### Data section
* * *
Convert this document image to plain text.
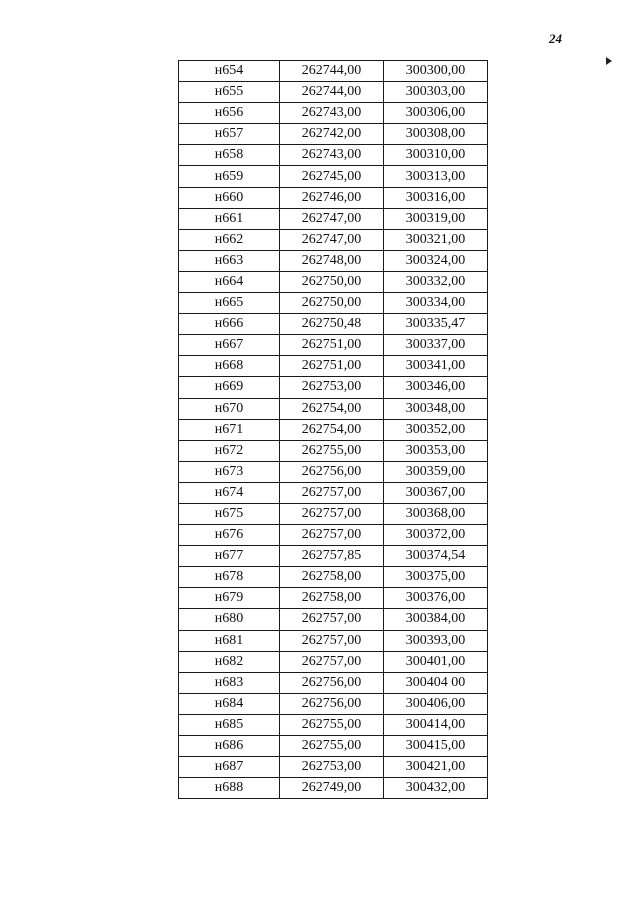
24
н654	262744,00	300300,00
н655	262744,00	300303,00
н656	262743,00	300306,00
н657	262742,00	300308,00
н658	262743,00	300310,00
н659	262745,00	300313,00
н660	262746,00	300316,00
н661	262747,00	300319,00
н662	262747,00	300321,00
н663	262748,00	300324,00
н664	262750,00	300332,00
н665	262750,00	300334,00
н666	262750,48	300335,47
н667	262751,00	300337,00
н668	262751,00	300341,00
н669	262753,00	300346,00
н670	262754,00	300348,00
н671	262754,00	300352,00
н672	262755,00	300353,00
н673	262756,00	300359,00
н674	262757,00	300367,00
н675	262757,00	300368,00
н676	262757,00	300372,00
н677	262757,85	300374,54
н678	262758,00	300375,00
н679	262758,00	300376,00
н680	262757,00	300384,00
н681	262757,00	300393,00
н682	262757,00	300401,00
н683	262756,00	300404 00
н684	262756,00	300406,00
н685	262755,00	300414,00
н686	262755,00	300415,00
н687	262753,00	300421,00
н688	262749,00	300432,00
* * *
### Task brief
Leaving all pictures aside, quote each record exactly.

### Result
Convert this document image to plain text.
24
н654	262744,00	300300,00
н655	262744,00	300303,00
н656	262743,00	300306,00
н657	262742,00	300308,00
н658	262743,00	300310,00
н659	262745,00	300313,00
н660	262746,00	300316,00
н661	262747,00	300319,00
н662	262747,00	300321,00
н663	262748,00	300324,00
н664	262750,00	300332,00
н665	262750,00	300334,00
н666	262750,48	300335,47
н667	262751,00	300337,00
н668	262751,00	300341,00
н669	262753,00	300346,00
н670	262754,00	300348,00
н671	262754,00	300352,00
н672	262755,00	300353,00
н673	262756,00	300359,00
н674	262757,00	300367,00
н675	262757,00	300368,00
н676	262757,00	300372,00
н677	262757,85	300374,54
н678	262758,00	300375,00
н679	262758,00	300376,00
н680	262757,00	300384,00
н681	262757,00	300393,00
н682	262757,00	300401,00
н683	262756,00	300404 00
н684	262756,00	300406,00
н685	262755,00	300414,00
н686	262755,00	300415,00
н687	262753,00	300421,00
н688	262749,00	300432,00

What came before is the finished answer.